═══ Data in this exercise

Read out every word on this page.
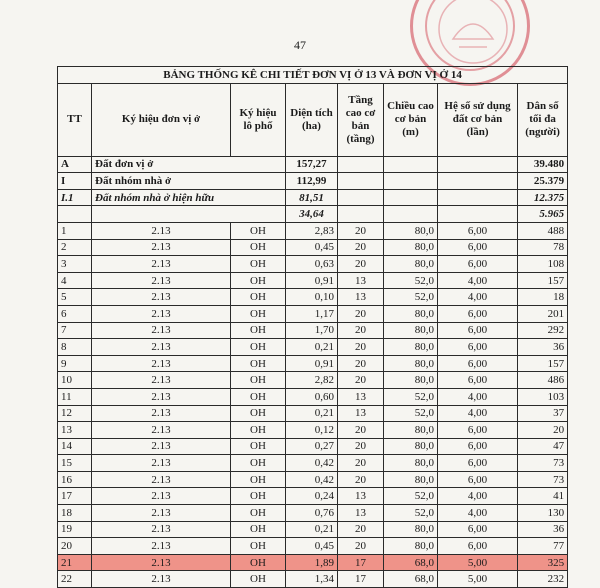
47
BẢNG THỐNG KÊ CHI TIẾT ĐƠN VỊ Ở 13 VÀ ĐƠN VỊ Ở 14							
TT	Ký hiệu đơn vị ở	Ký hiệu lô phố	Diện tích (ha)	Tầng cao cơ bản (tầng)	Chiều cao cơ bản (m)	Hệ số sử dụng đất cơ bản (lần)	Dân số tối đa (người)
A	Đất đơn vị ở		157,27				39.480
I	Đất nhóm nhà ở		112,99				25.379
I.1	Đất nhóm nhà ở hiện hữu		81,51				12.375
			34,64				5.965
1	2.13	OH	2,83	20	80,0	6,00	488
2	2.13	OH	0,45	20	80,0	6,00	78
3	2.13	OH	0,63	20	80,0	6,00	108
4	2.13	OH	0,91	13	52,0	4,00	157
5	2.13	OH	0,10	13	52,0	4,00	18
6	2.13	OH	1,17	20	80,0	6,00	201
7	2.13	OH	1,70	20	80,0	6,00	292
8	2.13	OH	0,21	20	80,0	6,00	36
9	2.13	OH	0,91	20	80,0	6,00	157
10	2.13	OH	2,82	20	80,0	6,00	486
11	2.13	OH	0,60	13	52,0	4,00	103
12	2.13	OH	0,21	13	52,0	4,00	37
13	2.13	OH	0,12	20	80,0	6,00	20
14	2.13	OH	0,27	20	80,0	6,00	47
15	2.13	OH	0,42	20	80,0	6,00	73
16	2.13	OH	0,42	20	80,0	6,00	73
17	2.13	OH	0,24	13	52,0	4,00	41
18	2.13	OH	0,76	13	52,0	4,00	130
19	2.13	OH	0,21	20	80,0	6,00	36
20	2.13	OH	0,45	20	80,0	6,00	77
21	2.13	OH	1,89	17	68,0	5,00	325
22	2.13	OH	1,34	17	68,0	5,00	232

══════

▸ Stated exercise
Take the entries shown above and quote them verbatim, passing over the pictures.

▸ Reply
Read out every word on this page.
47
BẢNG THỐNG KÊ CHI TIẾT ĐƠN VỊ Ở 13 VÀ ĐƠN VỊ Ở 14							
TT	Ký hiệu đơn vị ở	Ký hiệu lô phố	Diện tích (ha)	Tầng cao cơ bản (tầng)	Chiều cao cơ bản (m)	Hệ số sử dụng đất cơ bản (lần)	Dân số tối đa (người)
A	Đất đơn vị ở		157,27				39.480
I	Đất nhóm nhà ở		112,99				25.379
I.1	Đất nhóm nhà ở hiện hữu		81,51				12.375
			34,64				5.965
1	2.13	OH	2,83	20	80,0	6,00	488
2	2.13	OH	0,45	20	80,0	6,00	78
3	2.13	OH	0,63	20	80,0	6,00	108
4	2.13	OH	0,91	13	52,0	4,00	157
5	2.13	OH	0,10	13	52,0	4,00	18
6	2.13	OH	1,17	20	80,0	6,00	201
7	2.13	OH	1,70	20	80,0	6,00	292
8	2.13	OH	0,21	20	80,0	6,00	36
9	2.13	OH	0,91	20	80,0	6,00	157
10	2.13	OH	2,82	20	80,0	6,00	486
11	2.13	OH	0,60	13	52,0	4,00	103
12	2.13	OH	0,21	13	52,0	4,00	37
13	2.13	OH	0,12	20	80,0	6,00	20
14	2.13	OH	0,27	20	80,0	6,00	47
15	2.13	OH	0,42	20	80,0	6,00	73
16	2.13	OH	0,42	20	80,0	6,00	73
17	2.13	OH	0,24	13	52,0	4,00	41
18	2.13	OH	0,76	13	52,0	4,00	130
19	2.13	OH	0,21	20	80,0	6,00	36
20	2.13	OH	0,45	20	80,0	6,00	77
21	2.13	OH	1,89	17	68,0	5,00	325
22	2.13	OH	1,34	17	68,0	5,00	232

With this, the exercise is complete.